# The request
Copy word for word each line of the items, from the very first line up to and including the line containing "spec-label: MTBF <box>124 863 337 883</box>".

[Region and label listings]

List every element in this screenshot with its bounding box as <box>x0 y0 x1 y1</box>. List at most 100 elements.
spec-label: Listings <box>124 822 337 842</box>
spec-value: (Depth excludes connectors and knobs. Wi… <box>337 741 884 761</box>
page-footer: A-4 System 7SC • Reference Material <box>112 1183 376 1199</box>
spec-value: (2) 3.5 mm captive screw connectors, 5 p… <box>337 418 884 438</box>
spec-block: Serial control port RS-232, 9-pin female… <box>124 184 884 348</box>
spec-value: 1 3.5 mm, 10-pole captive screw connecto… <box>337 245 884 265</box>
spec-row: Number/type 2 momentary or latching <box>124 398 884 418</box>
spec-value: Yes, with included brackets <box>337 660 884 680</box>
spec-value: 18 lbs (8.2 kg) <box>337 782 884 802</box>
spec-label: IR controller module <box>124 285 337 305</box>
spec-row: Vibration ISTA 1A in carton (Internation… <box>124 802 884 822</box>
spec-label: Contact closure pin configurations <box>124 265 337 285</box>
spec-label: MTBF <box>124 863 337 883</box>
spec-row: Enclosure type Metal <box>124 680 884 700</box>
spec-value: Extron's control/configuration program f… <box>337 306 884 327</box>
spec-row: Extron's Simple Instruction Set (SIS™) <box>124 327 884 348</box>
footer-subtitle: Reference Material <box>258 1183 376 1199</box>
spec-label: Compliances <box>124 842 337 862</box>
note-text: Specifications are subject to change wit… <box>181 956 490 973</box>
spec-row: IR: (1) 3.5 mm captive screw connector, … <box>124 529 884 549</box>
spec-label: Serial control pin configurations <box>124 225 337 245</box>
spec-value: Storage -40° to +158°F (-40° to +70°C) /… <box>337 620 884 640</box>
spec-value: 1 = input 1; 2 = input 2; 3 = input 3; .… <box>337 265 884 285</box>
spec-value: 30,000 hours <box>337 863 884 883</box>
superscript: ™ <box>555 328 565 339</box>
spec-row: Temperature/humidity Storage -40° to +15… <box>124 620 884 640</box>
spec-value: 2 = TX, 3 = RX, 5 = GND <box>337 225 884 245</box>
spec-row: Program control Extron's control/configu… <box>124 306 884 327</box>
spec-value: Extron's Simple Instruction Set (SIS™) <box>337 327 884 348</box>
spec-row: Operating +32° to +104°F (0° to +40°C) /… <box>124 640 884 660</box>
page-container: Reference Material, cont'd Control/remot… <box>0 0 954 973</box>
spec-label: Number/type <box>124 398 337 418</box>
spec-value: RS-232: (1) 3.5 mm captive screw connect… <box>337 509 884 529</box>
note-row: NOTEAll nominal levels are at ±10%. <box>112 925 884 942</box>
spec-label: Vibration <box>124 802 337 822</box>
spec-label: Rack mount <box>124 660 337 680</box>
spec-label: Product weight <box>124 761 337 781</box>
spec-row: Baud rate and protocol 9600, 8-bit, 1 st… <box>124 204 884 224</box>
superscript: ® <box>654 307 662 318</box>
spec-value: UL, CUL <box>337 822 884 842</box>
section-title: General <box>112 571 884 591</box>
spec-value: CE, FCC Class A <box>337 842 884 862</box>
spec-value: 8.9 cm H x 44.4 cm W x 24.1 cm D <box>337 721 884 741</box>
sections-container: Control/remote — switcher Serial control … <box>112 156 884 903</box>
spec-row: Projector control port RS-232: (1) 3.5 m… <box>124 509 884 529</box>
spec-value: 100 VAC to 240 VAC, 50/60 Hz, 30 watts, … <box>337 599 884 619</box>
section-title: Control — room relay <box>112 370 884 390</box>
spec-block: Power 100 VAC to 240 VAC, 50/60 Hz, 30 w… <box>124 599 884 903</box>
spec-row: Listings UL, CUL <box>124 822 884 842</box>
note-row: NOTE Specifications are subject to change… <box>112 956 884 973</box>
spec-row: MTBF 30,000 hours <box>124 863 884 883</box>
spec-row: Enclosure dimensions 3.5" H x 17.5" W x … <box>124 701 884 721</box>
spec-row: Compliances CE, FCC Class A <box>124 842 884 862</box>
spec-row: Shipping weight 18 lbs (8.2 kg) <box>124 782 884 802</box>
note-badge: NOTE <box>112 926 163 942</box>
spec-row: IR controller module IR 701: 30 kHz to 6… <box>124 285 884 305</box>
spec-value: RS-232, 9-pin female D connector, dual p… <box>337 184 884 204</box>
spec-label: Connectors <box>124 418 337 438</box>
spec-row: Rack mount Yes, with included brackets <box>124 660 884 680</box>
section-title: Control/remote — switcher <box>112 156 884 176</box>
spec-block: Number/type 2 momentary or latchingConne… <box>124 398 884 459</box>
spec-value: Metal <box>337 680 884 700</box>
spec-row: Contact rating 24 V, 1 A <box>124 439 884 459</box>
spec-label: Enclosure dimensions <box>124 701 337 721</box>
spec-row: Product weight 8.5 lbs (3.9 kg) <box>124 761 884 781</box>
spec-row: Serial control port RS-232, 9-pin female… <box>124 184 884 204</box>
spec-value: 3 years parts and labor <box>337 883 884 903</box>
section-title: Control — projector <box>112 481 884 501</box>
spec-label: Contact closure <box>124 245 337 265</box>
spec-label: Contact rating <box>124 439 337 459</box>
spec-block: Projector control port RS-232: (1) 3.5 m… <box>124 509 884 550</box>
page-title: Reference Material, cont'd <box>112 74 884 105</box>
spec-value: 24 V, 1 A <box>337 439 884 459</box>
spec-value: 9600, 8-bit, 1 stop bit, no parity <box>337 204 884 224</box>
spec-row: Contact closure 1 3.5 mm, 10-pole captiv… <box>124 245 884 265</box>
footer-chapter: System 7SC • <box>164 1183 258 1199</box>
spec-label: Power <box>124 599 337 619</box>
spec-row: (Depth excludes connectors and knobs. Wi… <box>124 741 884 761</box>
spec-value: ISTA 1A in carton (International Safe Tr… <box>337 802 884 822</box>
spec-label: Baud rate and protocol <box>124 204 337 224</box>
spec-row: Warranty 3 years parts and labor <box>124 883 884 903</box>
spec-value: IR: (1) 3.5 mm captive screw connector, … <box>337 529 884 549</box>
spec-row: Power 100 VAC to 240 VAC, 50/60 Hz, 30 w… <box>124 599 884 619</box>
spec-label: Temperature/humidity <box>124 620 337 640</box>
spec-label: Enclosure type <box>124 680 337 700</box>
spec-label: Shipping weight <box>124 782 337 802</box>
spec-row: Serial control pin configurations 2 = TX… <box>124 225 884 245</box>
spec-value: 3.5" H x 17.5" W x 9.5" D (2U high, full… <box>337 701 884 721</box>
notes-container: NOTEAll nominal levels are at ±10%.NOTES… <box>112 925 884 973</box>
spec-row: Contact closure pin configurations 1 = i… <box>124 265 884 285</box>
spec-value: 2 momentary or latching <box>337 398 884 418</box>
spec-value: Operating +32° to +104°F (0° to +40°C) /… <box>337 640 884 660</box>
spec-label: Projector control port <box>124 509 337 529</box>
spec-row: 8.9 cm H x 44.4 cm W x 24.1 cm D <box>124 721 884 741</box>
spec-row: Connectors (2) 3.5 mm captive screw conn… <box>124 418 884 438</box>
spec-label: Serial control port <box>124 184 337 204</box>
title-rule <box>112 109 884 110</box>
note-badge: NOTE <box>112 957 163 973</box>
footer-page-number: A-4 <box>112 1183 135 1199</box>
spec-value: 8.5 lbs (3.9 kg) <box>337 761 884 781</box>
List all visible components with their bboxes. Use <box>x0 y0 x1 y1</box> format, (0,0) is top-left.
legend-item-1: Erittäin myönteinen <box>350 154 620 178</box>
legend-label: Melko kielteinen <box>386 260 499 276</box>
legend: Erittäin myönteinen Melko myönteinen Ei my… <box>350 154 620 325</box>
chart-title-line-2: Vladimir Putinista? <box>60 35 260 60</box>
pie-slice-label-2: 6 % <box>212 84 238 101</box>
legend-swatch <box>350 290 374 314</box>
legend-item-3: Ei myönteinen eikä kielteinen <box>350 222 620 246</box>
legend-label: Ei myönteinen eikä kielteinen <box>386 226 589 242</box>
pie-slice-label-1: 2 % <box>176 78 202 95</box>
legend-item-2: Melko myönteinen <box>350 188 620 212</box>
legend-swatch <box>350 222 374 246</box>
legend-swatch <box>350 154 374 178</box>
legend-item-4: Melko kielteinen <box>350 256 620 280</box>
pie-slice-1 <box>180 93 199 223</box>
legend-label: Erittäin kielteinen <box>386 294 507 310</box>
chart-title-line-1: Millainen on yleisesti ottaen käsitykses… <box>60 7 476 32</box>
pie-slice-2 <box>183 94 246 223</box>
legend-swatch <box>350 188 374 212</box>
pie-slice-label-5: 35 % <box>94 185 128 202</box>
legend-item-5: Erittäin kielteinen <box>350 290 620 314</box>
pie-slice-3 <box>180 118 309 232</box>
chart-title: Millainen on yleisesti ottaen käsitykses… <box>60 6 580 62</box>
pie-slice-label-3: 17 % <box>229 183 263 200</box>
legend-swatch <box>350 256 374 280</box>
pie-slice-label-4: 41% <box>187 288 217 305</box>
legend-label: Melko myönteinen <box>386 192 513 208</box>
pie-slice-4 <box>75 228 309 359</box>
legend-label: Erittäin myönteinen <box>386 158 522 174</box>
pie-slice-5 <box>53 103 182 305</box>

# Response
List every element in this screenshot with its bounding box as <box>x0 y0 x1 y1</box>. List at most 100 elements.
spec-label: Listings <box>124 822 337 842</box>
spec-value: (Depth excludes connectors and knobs. Wi… <box>337 741 884 761</box>
page-footer: A-4 System 7SC • Reference Material <box>112 1183 376 1199</box>
spec-value: (2) 3.5 mm captive screw connectors, 5 p… <box>337 418 884 438</box>
spec-block: Serial control port RS-232, 9-pin female… <box>124 184 884 348</box>
spec-value: 1 3.5 mm, 10-pole captive screw connecto… <box>337 245 884 265</box>
spec-row: Number/type 2 momentary or latching <box>124 398 884 418</box>
spec-value: Yes, with included brackets <box>337 660 884 680</box>
spec-value: 18 lbs (8.2 kg) <box>337 782 884 802</box>
spec-label: IR controller module <box>124 285 337 305</box>
spec-row: Vibration ISTA 1A in carton (Internation… <box>124 802 884 822</box>
spec-label: Contact closure pin configurations <box>124 265 337 285</box>
spec-label: MTBF <box>124 863 337 883</box>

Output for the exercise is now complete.